Task to carry out: Among the following entries, count the lines that contain "screenshot" and report only the result.

== Input material ==

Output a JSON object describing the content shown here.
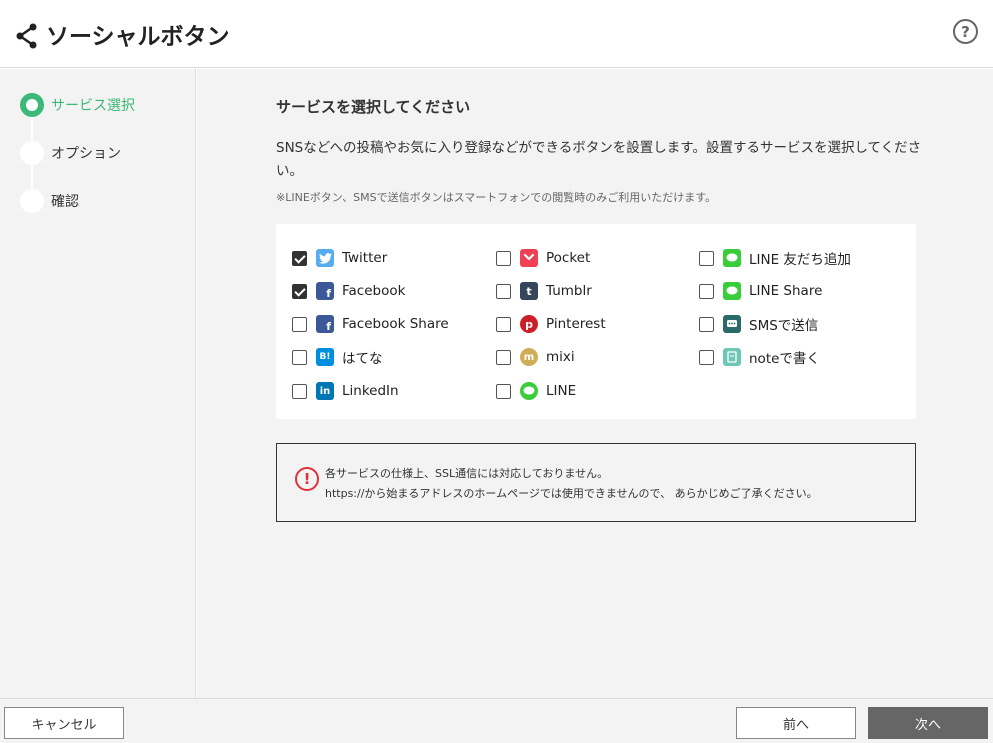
{
  "header": {
    "title": "ソーシャルボタン",
    "help_glyph": "?"
  },
  "sidebar": {
    "steps": [
      {
        "label": "サービス選択",
        "active": true
      },
      {
        "label": "オプション",
        "active": false
      },
      {
        "label": "確認",
        "active": false
      }
    ]
  },
  "main": {
    "section_title": "サービスを選択してください",
    "description": "SNSなどへの投稿やお気に入り登録などができるボタンを設置します。設置するサービスを選択してください。",
    "note": "※LINEボタン、SMSで送信ボタンはスマートフォンでの閲覧時のみご利用いただけます。",
    "services": [
      {
        "label": "Twitter",
        "checked": true,
        "icon": "twitter-icon",
        "color": "#55acee"
      },
      {
        "label": "Facebook",
        "checked": true,
        "icon": "facebook-icon",
        "color": "#3b5998"
      },
      {
        "label": "Facebook Share",
        "checked": false,
        "icon": "facebook-icon",
        "color": "#3b5998"
      },
      {
        "label": "はてな",
        "checked": false,
        "icon": "hatena-icon",
        "color": "#008fde"
      },
      {
        "label": "LinkedIn",
        "checked": false,
        "icon": "linkedin-icon",
        "color": "#0077b5"
      },
      {
        "label": "Pocket",
        "checked": false,
        "icon": "pocket-icon",
        "color": "#ef4056"
      },
      {
        "label": "Tumblr",
        "checked": false,
        "icon": "tumblr-icon",
        "color": "#35465c"
      },
      {
        "label": "Pinterest",
        "checked": false,
        "icon": "pinterest-icon",
        "color": "#cb2027"
      },
      {
        "label": "mixi",
        "checked": false,
        "icon": "mixi-icon",
        "color": "#d1ad5a"
      },
      {
        "label": "LINE",
        "checked": false,
        "icon": "line-icon",
        "color": "#3acd3a"
      },
      {
        "label": "LINE 友だち追加",
        "checked": false,
        "icon": "line-icon",
        "color": "#3acd3a"
      },
      {
        "label": "LINE Share",
        "checked": false,
        "icon": "line-icon",
        "color": "#3acd3a"
      },
      {
        "label": "SMSで送信",
        "checked": false,
        "icon": "sms-icon",
        "color": "#2b6a6a"
      },
      {
        "label": "noteで書く",
        "checked": false,
        "icon": "note-icon",
        "color": "#6fc7b8"
      }
    ],
    "warning": {
      "line1": "各サービスの仕様上、SSL通信には対応しておりません。",
      "line2": "https://から始まるアドレスのホームページでは使用できませんので、 あらかじめご了承ください。",
      "glyph": "!"
    }
  },
  "footer": {
    "cancel_label": "キャンセル",
    "prev_label": "前へ",
    "next_label": "次へ"
  },
  "colors": {
    "accent": "#3cb878",
    "warning": "#e0303a",
    "next_button": "#666666"
  }
}
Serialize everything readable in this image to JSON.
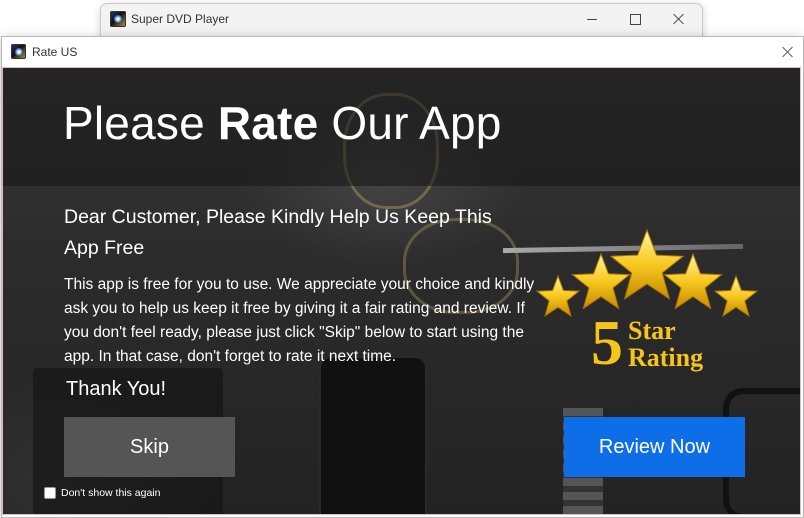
{
  "parent_window": {
    "title": "Super DVD Player"
  },
  "dialog": {
    "title": "Rate US",
    "headline_pre": "Please ",
    "headline_bold": "Rate",
    "headline_post": " Our App",
    "subheading": "Dear Customer, Please Kindly Help Us Keep This App Free",
    "body": "This app is free for you to use. We appreciate your choice and kindly ask you to help us keep it free by giving it a fair rating and review. If you don't feel ready, please just click \"Skip\" below to start using the app. In that case, don't forget to rate it next time.",
    "thanks": "Thank You!",
    "skip_label": "Skip",
    "review_label": "Review Now",
    "dont_show_label": "Don't show this again",
    "dont_show_checked": false,
    "badge": {
      "number": "5",
      "line1": "Star",
      "line2": "Rating"
    }
  },
  "colors": {
    "review_button": "#0d6ee8",
    "skip_button": "#555555",
    "star_gold": "#f2b705",
    "badge_text": "#f5c518"
  },
  "icons": [
    "app-icon",
    "minimize-icon",
    "maximize-icon",
    "close-icon",
    "star-icon",
    "checkbox-icon"
  ]
}
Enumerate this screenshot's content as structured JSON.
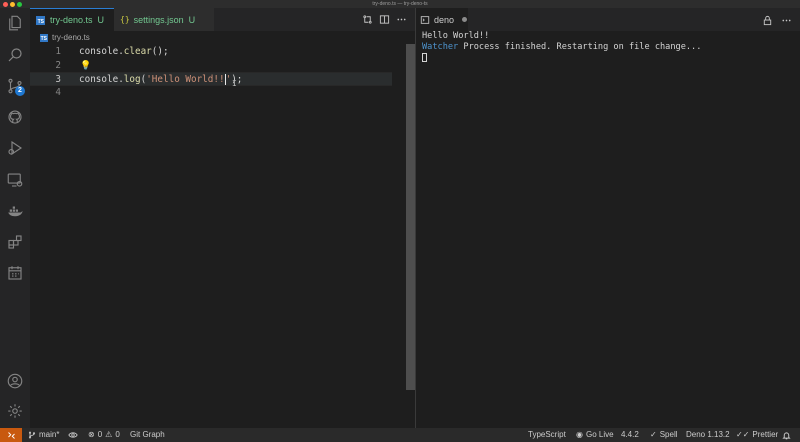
{
  "window": {
    "title": "try-deno.ts — try-deno-ts"
  },
  "editor_tabs": [
    {
      "name": "try-deno.ts",
      "status": "U",
      "icon": "typescript-file-icon",
      "active": true
    },
    {
      "name": "settings.json",
      "status": "U",
      "icon": "json-file-icon",
      "active": false
    }
  ],
  "breadcrumb": {
    "file": "try-deno.ts"
  },
  "editor": {
    "line_numbers": [
      "1",
      "2",
      "3",
      "4"
    ],
    "line1": {
      "obj": "console",
      "dot": ".",
      "fn": "clear",
      "rest": "();"
    },
    "line3": {
      "obj": "console",
      "dot": ".",
      "fn": "log",
      "open": "(",
      "str": "'Hello World!!'",
      "close": ");"
    }
  },
  "activity_bar": {
    "items": [
      "files-icon",
      "search-icon",
      "source-control-icon",
      "github-icon",
      "run-debug-icon",
      "remote-explorer-icon",
      "docker-icon",
      "extensions-icon",
      "calendar-icon"
    ],
    "source_control_badge": "2",
    "bottom": [
      "account-icon",
      "settings-gear-icon"
    ]
  },
  "terminal": {
    "tab_label": "deno",
    "lines": [
      "Hello World!!"
    ],
    "watcher_label": "Watcher",
    "watcher_message": " Process finished. Restarting on file change..."
  },
  "status_bar": {
    "branch": "main*",
    "errors": "0",
    "warnings": "0",
    "git_graph": "Git Graph",
    "language": "TypeScript",
    "go_live": "Go Live",
    "version": "4.4.2",
    "spell": "Spell",
    "deno": "Deno 1.13.2",
    "prettier": "Prettier"
  },
  "colors": {
    "accent": "#2a7ed3",
    "remote": "#c8590f",
    "untracked": "#73c991",
    "string": "#ce9178",
    "function": "#dcdcaa",
    "watcher": "#4e94ce"
  }
}
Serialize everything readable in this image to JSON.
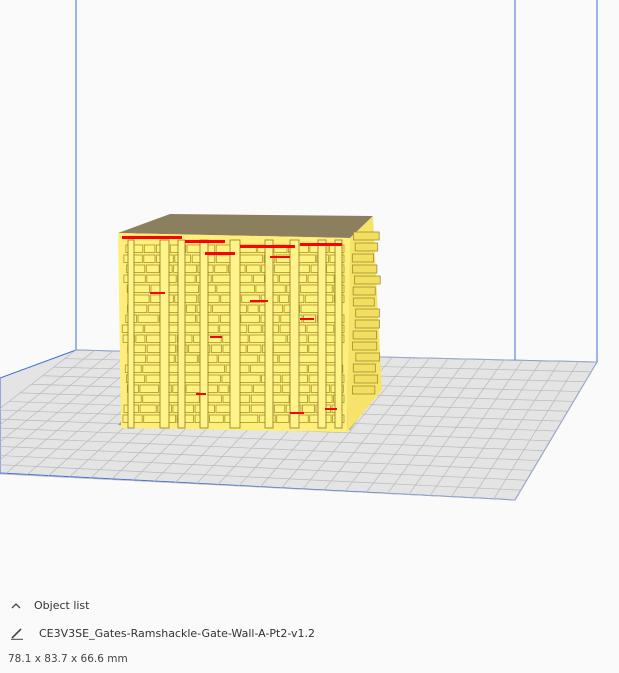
{
  "object_panel": {
    "header_label": "Object list",
    "object_name": "CE3V3SE_Gates-Ramshackle-Gate-Wall-A-Pt2-v1.2",
    "dimensions": "78.1 x 83.7 x 66.6 mm"
  },
  "icons": {
    "collapse": "chevron-up-icon",
    "edit": "pencil-icon"
  },
  "colors": {
    "background": "#fafafa",
    "build_volume_edge": "#3d6dd6",
    "build_plate": "#dcdcdc",
    "grid_line": "#b9b9b9",
    "model_yellow": "#ffef7a",
    "model_shade": "#d8c44a",
    "model_shadow": "#8c7f60",
    "overhang_red": "#ff0000"
  }
}
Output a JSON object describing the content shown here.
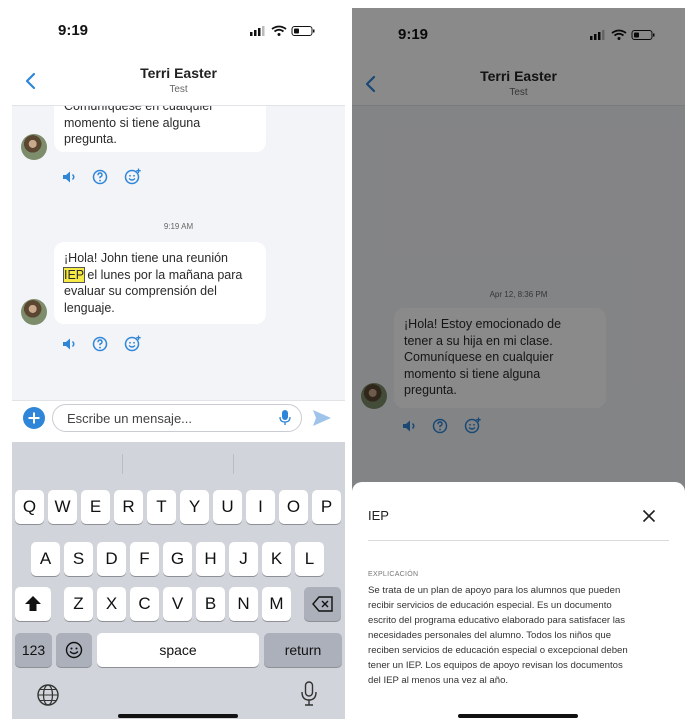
{
  "colors": {
    "accent": "#2f86d9",
    "highlight": "#f6ea47",
    "chat_bg": "#f3f4f7",
    "keyboard_bg": "#d1d4da"
  },
  "left": {
    "status_time": "9:19",
    "header_title": "Terri Easter",
    "header_subtitle": "Test",
    "message1_lines": [
      "Comuníquese en cualquier",
      "momento si tiene alguna",
      "pregunta."
    ],
    "timestamp": "9:19 AM",
    "message2": {
      "line1": "¡Hola! John tiene una reunión",
      "highlight": "IEP",
      "line2_rest": " el lunes por la mañana para",
      "line3": "evaluar su comprensión del",
      "line4": "lenguaje."
    },
    "composer_placeholder": "Escribe un mensaje...",
    "keyboard": {
      "row1": [
        "Q",
        "W",
        "E",
        "R",
        "T",
        "Y",
        "U",
        "I",
        "O",
        "P"
      ],
      "row2": [
        "A",
        "S",
        "D",
        "F",
        "G",
        "H",
        "J",
        "K",
        "L"
      ],
      "row3": [
        "Z",
        "X",
        "C",
        "V",
        "B",
        "N",
        "M"
      ],
      "numbers_label": "123",
      "space_label": "space",
      "return_label": "return"
    }
  },
  "right": {
    "status_time": "9:19",
    "header_title": "Terri Easter",
    "header_subtitle": "Test",
    "timestamp": "Apr 12, 8:36 PM",
    "message_lines": [
      "¡Hola! Estoy emocionado de",
      "tener a su hija en mi clase.",
      "Comuníquese en cualquier",
      "momento si tiene alguna",
      "pregunta."
    ],
    "sheet": {
      "title": "IEP",
      "section_label": "EXPLICACIÓN",
      "body_lines": [
        "Se trata de un plan de apoyo para los alumnos que pueden",
        "recibir servicios de educación especial. Es un documento",
        "escrito del programa educativo elaborado para satisfacer las",
        "necesidades personales del alumno. Todos los niños que",
        "reciben servicios de educación especial o excepcional deben",
        "tener un IEP. Los equipos de apoyo revisan los documentos",
        "del IEP al menos una vez al año."
      ]
    }
  }
}
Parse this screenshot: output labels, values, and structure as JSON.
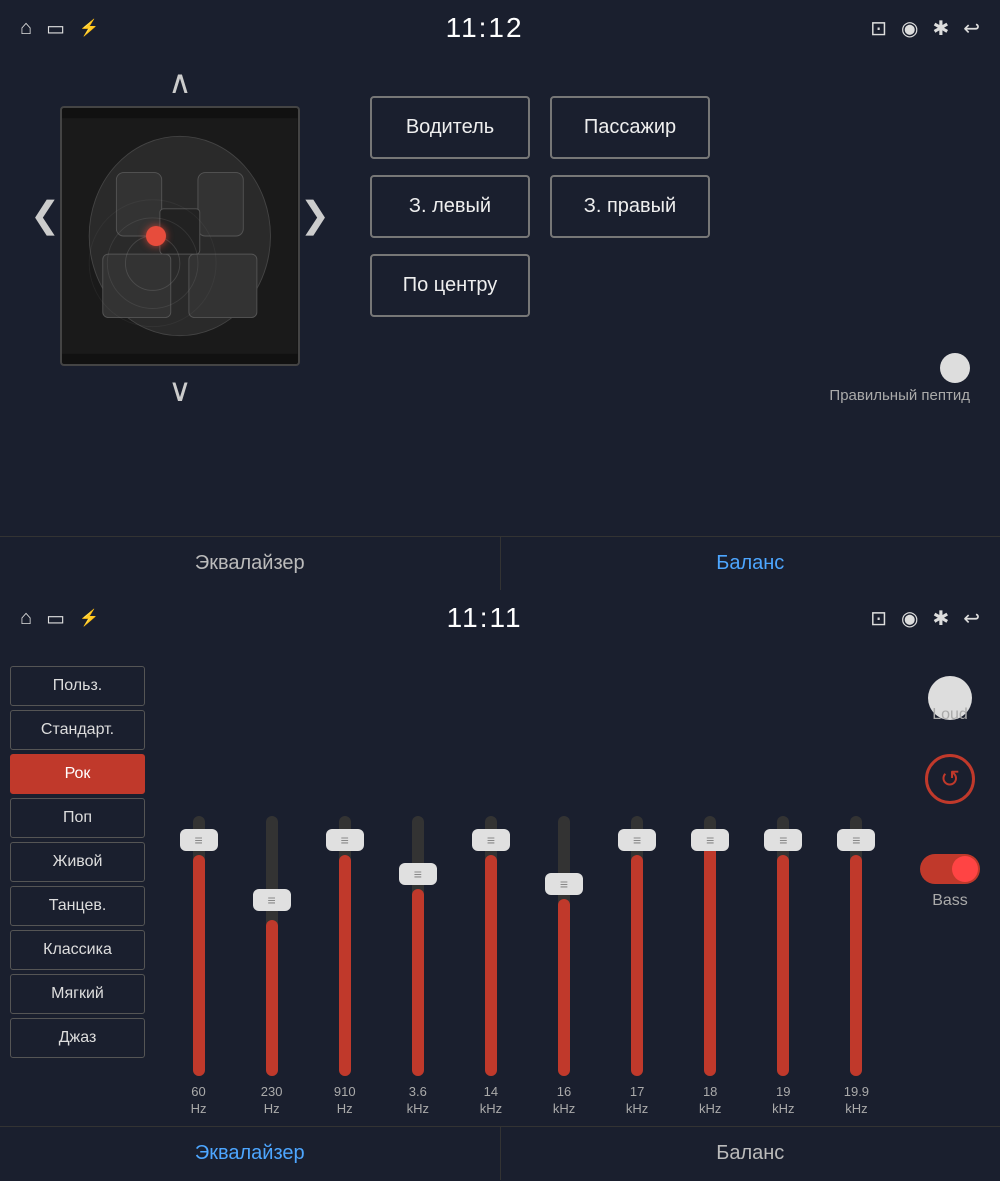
{
  "top": {
    "statusBar": {
      "time": "11:12",
      "icons": {
        "home": "⌂",
        "screen": "▭",
        "usb": "⚡",
        "cast": "⊡",
        "location": "◉",
        "bluetooth": "✱",
        "back": "↩"
      }
    },
    "zones": {
      "driver": "Водитель",
      "passenger": "Пассажир",
      "rearLeft": "З. левый",
      "rearRight": "З. правый",
      "center": "По центру"
    },
    "toneLabel": "Правильный пептид",
    "navArrowUp": "∧",
    "navArrowDown": "∨",
    "navArrowLeft": "❮",
    "navArrowRight": "❯",
    "tabs": {
      "equalizer": "Эквалайзер",
      "balance": "Баланс"
    }
  },
  "bottom": {
    "statusBar": {
      "time": "11:11"
    },
    "presets": [
      {
        "id": "custom",
        "label": "Польз.",
        "active": false
      },
      {
        "id": "standard",
        "label": "Стандарт.",
        "active": false
      },
      {
        "id": "rock",
        "label": "Рок",
        "active": true
      },
      {
        "id": "pop",
        "label": "Поп",
        "active": false
      },
      {
        "id": "live",
        "label": "Живой",
        "active": false
      },
      {
        "id": "dance",
        "label": "Танцев.",
        "active": false
      },
      {
        "id": "classic",
        "label": "Классика",
        "active": false
      },
      {
        "id": "soft",
        "label": "Мягкий",
        "active": false
      },
      {
        "id": "jazz",
        "label": "Джаз",
        "active": false
      }
    ],
    "sliders": [
      {
        "freq": "60",
        "unit": "Hz",
        "fillPct": 85
      },
      {
        "freq": "230",
        "unit": "Hz",
        "fillPct": 60
      },
      {
        "freq": "910",
        "unit": "Hz",
        "fillPct": 85
      },
      {
        "freq": "3.6",
        "unit": "kHz",
        "fillPct": 72
      },
      {
        "freq": "14",
        "unit": "kHz",
        "fillPct": 85
      },
      {
        "freq": "16",
        "unit": "kHz",
        "fillPct": 68
      },
      {
        "freq": "17",
        "unit": "kHz",
        "fillPct": 85
      },
      {
        "freq": "18",
        "unit": "kHz",
        "fillPct": 90
      },
      {
        "freq": "19",
        "unit": "kHz",
        "fillPct": 85
      },
      {
        "freq": "19.9",
        "unit": "kHz",
        "fillPct": 85
      }
    ],
    "controls": {
      "loudLabel": "Loud",
      "resetLabel": "↺",
      "bassLabel": "Bass"
    },
    "tabs": {
      "equalizer": "Эквалайзер",
      "balance": "Баланс"
    }
  }
}
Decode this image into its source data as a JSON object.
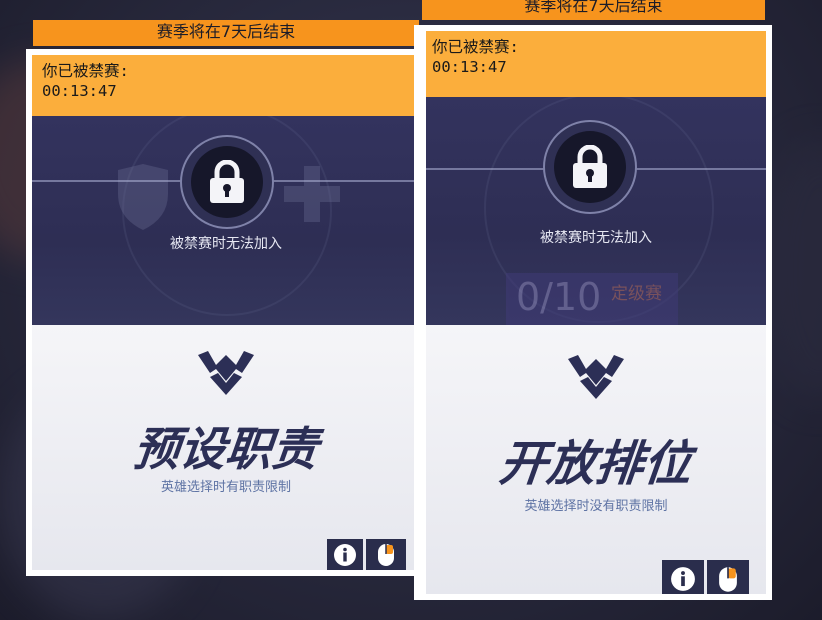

===

Task output: 2